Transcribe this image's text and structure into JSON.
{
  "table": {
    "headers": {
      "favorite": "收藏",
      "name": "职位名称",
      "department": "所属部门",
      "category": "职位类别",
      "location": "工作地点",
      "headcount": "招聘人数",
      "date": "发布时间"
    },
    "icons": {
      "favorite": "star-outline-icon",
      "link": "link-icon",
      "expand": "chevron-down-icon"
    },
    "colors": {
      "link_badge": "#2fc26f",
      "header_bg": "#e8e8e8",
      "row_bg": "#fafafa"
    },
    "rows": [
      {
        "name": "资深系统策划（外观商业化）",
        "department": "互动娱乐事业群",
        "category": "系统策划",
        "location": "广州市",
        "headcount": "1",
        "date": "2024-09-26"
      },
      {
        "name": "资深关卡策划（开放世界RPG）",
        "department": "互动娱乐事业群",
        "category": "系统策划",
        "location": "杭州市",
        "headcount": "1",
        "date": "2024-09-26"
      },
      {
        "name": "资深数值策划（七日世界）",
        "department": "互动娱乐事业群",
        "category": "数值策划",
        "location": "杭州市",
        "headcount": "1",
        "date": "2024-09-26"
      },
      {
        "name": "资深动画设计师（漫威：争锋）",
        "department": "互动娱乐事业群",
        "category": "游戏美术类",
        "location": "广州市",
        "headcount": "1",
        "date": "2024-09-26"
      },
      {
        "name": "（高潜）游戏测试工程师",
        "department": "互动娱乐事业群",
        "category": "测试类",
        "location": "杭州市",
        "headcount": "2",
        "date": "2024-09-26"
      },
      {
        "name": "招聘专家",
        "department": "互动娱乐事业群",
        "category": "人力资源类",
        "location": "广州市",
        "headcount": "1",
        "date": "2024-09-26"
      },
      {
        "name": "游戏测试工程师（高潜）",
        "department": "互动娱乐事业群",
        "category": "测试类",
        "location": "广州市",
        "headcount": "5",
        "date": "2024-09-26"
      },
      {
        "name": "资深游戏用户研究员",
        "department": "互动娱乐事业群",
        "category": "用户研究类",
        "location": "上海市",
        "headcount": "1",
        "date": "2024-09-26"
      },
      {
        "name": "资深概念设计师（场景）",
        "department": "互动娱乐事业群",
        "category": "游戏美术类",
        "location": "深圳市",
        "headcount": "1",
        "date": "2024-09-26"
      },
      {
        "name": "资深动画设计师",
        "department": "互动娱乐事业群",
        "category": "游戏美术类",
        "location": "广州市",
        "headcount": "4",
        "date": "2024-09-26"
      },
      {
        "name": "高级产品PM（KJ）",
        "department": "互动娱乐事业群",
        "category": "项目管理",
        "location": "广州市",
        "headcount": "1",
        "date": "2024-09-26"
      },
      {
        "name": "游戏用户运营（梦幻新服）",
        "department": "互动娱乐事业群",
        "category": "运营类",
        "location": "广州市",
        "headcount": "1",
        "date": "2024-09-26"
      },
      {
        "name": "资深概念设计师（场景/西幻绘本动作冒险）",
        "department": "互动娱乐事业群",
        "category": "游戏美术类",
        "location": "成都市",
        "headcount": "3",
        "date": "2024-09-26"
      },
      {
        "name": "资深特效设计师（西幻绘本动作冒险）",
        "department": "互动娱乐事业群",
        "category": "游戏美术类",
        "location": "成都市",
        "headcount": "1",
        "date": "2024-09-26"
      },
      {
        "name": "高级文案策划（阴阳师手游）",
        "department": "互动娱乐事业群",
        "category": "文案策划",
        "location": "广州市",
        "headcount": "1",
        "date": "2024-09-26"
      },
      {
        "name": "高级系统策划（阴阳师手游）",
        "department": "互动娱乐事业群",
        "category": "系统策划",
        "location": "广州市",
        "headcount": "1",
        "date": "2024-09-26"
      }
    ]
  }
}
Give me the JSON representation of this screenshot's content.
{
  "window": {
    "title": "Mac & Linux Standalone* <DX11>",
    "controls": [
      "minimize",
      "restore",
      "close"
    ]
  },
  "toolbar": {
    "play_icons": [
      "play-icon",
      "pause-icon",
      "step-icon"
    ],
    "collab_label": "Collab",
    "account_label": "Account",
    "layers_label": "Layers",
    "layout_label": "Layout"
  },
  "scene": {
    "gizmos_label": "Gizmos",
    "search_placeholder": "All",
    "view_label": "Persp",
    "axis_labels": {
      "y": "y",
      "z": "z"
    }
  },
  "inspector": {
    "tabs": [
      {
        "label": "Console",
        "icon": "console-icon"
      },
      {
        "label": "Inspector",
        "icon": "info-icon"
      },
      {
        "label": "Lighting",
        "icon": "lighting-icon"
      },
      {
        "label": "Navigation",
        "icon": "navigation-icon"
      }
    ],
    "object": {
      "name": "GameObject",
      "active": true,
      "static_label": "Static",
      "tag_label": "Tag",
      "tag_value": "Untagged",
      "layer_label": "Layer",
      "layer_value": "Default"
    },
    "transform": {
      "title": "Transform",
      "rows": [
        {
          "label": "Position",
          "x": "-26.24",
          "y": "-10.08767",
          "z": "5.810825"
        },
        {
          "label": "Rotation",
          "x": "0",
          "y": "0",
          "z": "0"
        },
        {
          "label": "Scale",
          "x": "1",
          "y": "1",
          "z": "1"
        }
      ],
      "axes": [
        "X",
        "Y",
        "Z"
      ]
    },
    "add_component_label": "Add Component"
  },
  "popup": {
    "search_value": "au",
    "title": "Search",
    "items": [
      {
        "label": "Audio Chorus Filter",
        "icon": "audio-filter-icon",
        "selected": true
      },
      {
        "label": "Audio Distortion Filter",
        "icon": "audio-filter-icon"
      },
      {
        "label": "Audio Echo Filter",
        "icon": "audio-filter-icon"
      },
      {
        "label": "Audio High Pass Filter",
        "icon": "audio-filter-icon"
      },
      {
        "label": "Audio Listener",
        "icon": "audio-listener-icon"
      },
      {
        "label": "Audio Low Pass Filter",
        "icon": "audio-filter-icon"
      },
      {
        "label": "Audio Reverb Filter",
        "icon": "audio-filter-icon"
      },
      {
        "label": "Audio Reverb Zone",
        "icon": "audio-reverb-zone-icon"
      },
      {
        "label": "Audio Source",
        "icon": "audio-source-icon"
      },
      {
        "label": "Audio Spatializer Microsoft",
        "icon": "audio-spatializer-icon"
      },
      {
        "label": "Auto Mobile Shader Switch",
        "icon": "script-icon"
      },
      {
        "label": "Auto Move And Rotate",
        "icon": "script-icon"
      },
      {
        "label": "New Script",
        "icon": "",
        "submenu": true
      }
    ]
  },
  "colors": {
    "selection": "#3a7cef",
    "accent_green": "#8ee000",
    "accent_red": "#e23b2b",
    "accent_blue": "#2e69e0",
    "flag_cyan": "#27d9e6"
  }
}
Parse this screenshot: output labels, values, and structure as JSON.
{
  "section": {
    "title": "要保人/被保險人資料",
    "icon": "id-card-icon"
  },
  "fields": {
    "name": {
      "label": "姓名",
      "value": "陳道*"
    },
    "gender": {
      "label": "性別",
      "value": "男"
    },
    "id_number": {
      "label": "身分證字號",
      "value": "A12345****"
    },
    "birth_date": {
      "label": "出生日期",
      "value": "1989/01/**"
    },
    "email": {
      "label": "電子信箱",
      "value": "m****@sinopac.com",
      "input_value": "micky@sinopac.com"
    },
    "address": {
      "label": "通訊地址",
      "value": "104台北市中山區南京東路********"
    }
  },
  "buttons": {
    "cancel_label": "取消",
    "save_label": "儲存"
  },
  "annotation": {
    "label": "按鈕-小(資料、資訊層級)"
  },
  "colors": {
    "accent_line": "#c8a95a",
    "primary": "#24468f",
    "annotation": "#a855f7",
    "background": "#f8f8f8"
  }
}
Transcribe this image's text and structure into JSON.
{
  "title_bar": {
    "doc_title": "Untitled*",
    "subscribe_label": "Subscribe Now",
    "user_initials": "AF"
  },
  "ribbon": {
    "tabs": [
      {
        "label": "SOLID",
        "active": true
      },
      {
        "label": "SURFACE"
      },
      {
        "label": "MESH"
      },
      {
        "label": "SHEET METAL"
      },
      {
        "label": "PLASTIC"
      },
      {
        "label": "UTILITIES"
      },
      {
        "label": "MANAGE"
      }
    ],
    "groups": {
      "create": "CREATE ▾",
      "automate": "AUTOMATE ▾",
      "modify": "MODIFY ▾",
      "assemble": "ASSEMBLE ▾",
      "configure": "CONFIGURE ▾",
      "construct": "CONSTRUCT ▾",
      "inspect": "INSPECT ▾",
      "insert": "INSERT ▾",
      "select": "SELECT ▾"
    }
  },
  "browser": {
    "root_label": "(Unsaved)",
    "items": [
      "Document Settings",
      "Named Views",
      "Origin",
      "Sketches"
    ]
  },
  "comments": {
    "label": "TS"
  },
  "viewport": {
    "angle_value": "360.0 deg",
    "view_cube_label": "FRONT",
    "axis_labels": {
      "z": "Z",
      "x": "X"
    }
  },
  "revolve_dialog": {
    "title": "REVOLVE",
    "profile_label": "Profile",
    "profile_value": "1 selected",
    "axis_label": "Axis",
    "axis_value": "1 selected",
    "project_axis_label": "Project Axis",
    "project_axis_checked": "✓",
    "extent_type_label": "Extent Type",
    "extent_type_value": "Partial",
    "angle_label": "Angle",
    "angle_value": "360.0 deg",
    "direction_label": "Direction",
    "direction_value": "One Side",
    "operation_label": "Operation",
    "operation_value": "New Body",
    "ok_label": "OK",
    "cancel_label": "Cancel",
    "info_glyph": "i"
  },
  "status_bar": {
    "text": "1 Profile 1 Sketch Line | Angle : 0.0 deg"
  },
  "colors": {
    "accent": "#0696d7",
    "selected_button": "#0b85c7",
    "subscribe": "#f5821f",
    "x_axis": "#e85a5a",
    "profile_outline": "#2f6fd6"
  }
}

•••

Tell how many lines hold the string "true", giving the number and nothing else.

EXERCISE RESULT
4